* _GIVEN DATA_

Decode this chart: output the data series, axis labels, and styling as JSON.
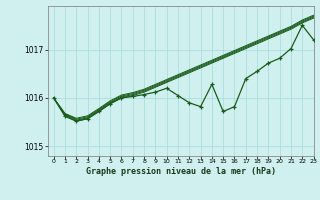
{
  "xlabel": "Graphe pression niveau de la mer (hPa)",
  "background_color": "#d0f0f0",
  "grid_color": "#aadddd",
  "line_color": "#1a5c1a",
  "ylim": [
    1014.8,
    1017.9
  ],
  "xlim": [
    -0.5,
    23
  ],
  "yticks": [
    1015,
    1016,
    1017
  ],
  "xticks": [
    0,
    1,
    2,
    3,
    4,
    5,
    6,
    7,
    8,
    9,
    10,
    11,
    12,
    13,
    14,
    15,
    16,
    17,
    18,
    19,
    20,
    21,
    22,
    23
  ],
  "main_series": [
    1016.0,
    1015.62,
    1015.52,
    1015.57,
    1015.72,
    1015.88,
    1016.0,
    1016.03,
    1016.07,
    1016.12,
    1016.2,
    1016.05,
    1015.9,
    1015.82,
    1016.28,
    1015.72,
    1015.82,
    1016.4,
    1016.55,
    1016.72,
    1016.82,
    1017.02,
    1017.5,
    1017.2
  ],
  "smooth_line1": [
    1016.0,
    1015.65,
    1015.52,
    1015.57,
    1015.72,
    1015.88,
    1016.0,
    1016.05,
    1016.12,
    1016.22,
    1016.32,
    1016.42,
    1016.52,
    1016.62,
    1016.72,
    1016.82,
    1016.92,
    1017.02,
    1017.12,
    1017.22,
    1017.32,
    1017.42,
    1017.55,
    1017.65
  ],
  "smooth_line2": [
    1016.0,
    1015.66,
    1015.54,
    1015.59,
    1015.74,
    1015.9,
    1016.02,
    1016.07,
    1016.14,
    1016.24,
    1016.34,
    1016.44,
    1016.54,
    1016.64,
    1016.74,
    1016.84,
    1016.94,
    1017.04,
    1017.14,
    1017.24,
    1017.34,
    1017.44,
    1017.57,
    1017.67
  ],
  "smooth_line3": [
    1016.0,
    1015.67,
    1015.56,
    1015.61,
    1015.76,
    1015.92,
    1016.04,
    1016.09,
    1016.16,
    1016.26,
    1016.36,
    1016.46,
    1016.56,
    1016.66,
    1016.76,
    1016.86,
    1016.96,
    1017.06,
    1017.16,
    1017.26,
    1017.36,
    1017.46,
    1017.59,
    1017.69
  ],
  "smooth_line4": [
    1016.0,
    1015.68,
    1015.58,
    1015.63,
    1015.78,
    1015.94,
    1016.06,
    1016.11,
    1016.18,
    1016.28,
    1016.38,
    1016.48,
    1016.58,
    1016.68,
    1016.78,
    1016.88,
    1016.98,
    1017.08,
    1017.18,
    1017.28,
    1017.38,
    1017.48,
    1017.61,
    1017.71
  ]
}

* _WHAT IS EXPECTED_
Transcribe the full listing character for character. Pictures are excluded.

* _FINAL RESULT_
Decode this chart: output the data series, axis labels, and styling as JSON.
{
  "xlabel": "Graphe pression niveau de la mer (hPa)",
  "background_color": "#d0f0f0",
  "grid_color": "#aadddd",
  "line_color": "#1a5c1a",
  "ylim": [
    1014.8,
    1017.9
  ],
  "xlim": [
    -0.5,
    23
  ],
  "yticks": [
    1015,
    1016,
    1017
  ],
  "xticks": [
    0,
    1,
    2,
    3,
    4,
    5,
    6,
    7,
    8,
    9,
    10,
    11,
    12,
    13,
    14,
    15,
    16,
    17,
    18,
    19,
    20,
    21,
    22,
    23
  ],
  "main_series": [
    1016.0,
    1015.62,
    1015.52,
    1015.57,
    1015.72,
    1015.88,
    1016.0,
    1016.03,
    1016.07,
    1016.12,
    1016.2,
    1016.05,
    1015.9,
    1015.82,
    1016.28,
    1015.72,
    1015.82,
    1016.4,
    1016.55,
    1016.72,
    1016.82,
    1017.02,
    1017.5,
    1017.2
  ],
  "smooth_line1": [
    1016.0,
    1015.65,
    1015.52,
    1015.57,
    1015.72,
    1015.88,
    1016.0,
    1016.05,
    1016.12,
    1016.22,
    1016.32,
    1016.42,
    1016.52,
    1016.62,
    1016.72,
    1016.82,
    1016.92,
    1017.02,
    1017.12,
    1017.22,
    1017.32,
    1017.42,
    1017.55,
    1017.65
  ],
  "smooth_line2": [
    1016.0,
    1015.66,
    1015.54,
    1015.59,
    1015.74,
    1015.9,
    1016.02,
    1016.07,
    1016.14,
    1016.24,
    1016.34,
    1016.44,
    1016.54,
    1016.64,
    1016.74,
    1016.84,
    1016.94,
    1017.04,
    1017.14,
    1017.24,
    1017.34,
    1017.44,
    1017.57,
    1017.67
  ],
  "smooth_line3": [
    1016.0,
    1015.67,
    1015.56,
    1015.61,
    1015.76,
    1015.92,
    1016.04,
    1016.09,
    1016.16,
    1016.26,
    1016.36,
    1016.46,
    1016.56,
    1016.66,
    1016.76,
    1016.86,
    1016.96,
    1017.06,
    1017.16,
    1017.26,
    1017.36,
    1017.46,
    1017.59,
    1017.69
  ],
  "smooth_line4": [
    1016.0,
    1015.68,
    1015.58,
    1015.63,
    1015.78,
    1015.94,
    1016.06,
    1016.11,
    1016.18,
    1016.28,
    1016.38,
    1016.48,
    1016.58,
    1016.68,
    1016.78,
    1016.88,
    1016.98,
    1017.08,
    1017.18,
    1017.28,
    1017.38,
    1017.48,
    1017.61,
    1017.71
  ]
}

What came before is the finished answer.